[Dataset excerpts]
──────────────────────────────
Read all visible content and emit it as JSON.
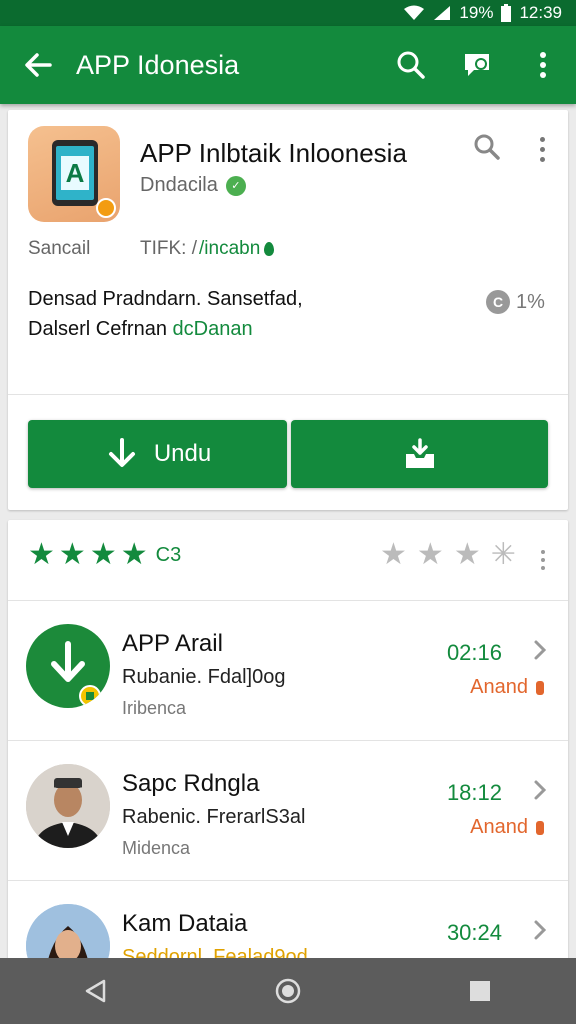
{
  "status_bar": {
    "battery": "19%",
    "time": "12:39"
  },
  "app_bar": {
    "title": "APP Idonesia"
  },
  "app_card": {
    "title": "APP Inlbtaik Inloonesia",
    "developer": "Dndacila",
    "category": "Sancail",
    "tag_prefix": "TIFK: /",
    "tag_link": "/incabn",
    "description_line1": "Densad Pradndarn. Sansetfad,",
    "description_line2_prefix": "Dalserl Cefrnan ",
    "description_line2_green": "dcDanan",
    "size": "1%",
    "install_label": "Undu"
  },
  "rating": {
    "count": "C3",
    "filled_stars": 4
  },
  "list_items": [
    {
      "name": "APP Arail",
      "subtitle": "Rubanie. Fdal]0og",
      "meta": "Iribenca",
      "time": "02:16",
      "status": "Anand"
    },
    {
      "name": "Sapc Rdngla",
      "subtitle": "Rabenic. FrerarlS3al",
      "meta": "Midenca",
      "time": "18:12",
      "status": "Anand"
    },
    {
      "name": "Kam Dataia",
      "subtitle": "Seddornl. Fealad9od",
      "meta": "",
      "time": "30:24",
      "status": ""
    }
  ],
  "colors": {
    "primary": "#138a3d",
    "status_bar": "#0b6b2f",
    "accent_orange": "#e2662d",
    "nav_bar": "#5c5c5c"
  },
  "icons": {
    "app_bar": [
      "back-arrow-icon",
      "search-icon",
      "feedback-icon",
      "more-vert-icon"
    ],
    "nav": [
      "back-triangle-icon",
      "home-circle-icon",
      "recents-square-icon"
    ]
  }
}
──────────────────────────────
▶ [AIM] Strip the images and reproduce the remaining records precisely.

▶ [RESPONSE FOR THIS EXERCISE]
Read all visible content and emit it as JSON.
{
  "status_bar": {
    "battery": "19%",
    "time": "12:39"
  },
  "app_bar": {
    "title": "APP Idonesia"
  },
  "app_card": {
    "title": "APP Inlbtaik Inloonesia",
    "developer": "Dndacila",
    "category": "Sancail",
    "tag_prefix": "TIFK: /",
    "tag_link": "/incabn",
    "description_line1": "Densad Pradndarn. Sansetfad,",
    "description_line2_prefix": "Dalserl Cefrnan ",
    "description_line2_green": "dcDanan",
    "size": "1%",
    "install_label": "Undu"
  },
  "rating": {
    "count": "C3",
    "filled_stars": 4
  },
  "list_items": [
    {
      "name": "APP Arail",
      "subtitle": "Rubanie. Fdal]0og",
      "meta": "Iribenca",
      "time": "02:16",
      "status": "Anand"
    },
    {
      "name": "Sapc Rdngla",
      "subtitle": "Rabenic. FrerarlS3al",
      "meta": "Midenca",
      "time": "18:12",
      "status": "Anand"
    },
    {
      "name": "Kam Dataia",
      "subtitle": "Seddornl. Fealad9od",
      "meta": "",
      "time": "30:24",
      "status": ""
    }
  ],
  "colors": {
    "primary": "#138a3d",
    "status_bar": "#0b6b2f",
    "accent_orange": "#e2662d",
    "nav_bar": "#5c5c5c"
  },
  "icons": {
    "app_bar": [
      "back-arrow-icon",
      "search-icon",
      "feedback-icon",
      "more-vert-icon"
    ],
    "nav": [
      "back-triangle-icon",
      "home-circle-icon",
      "recents-square-icon"
    ]
  }
}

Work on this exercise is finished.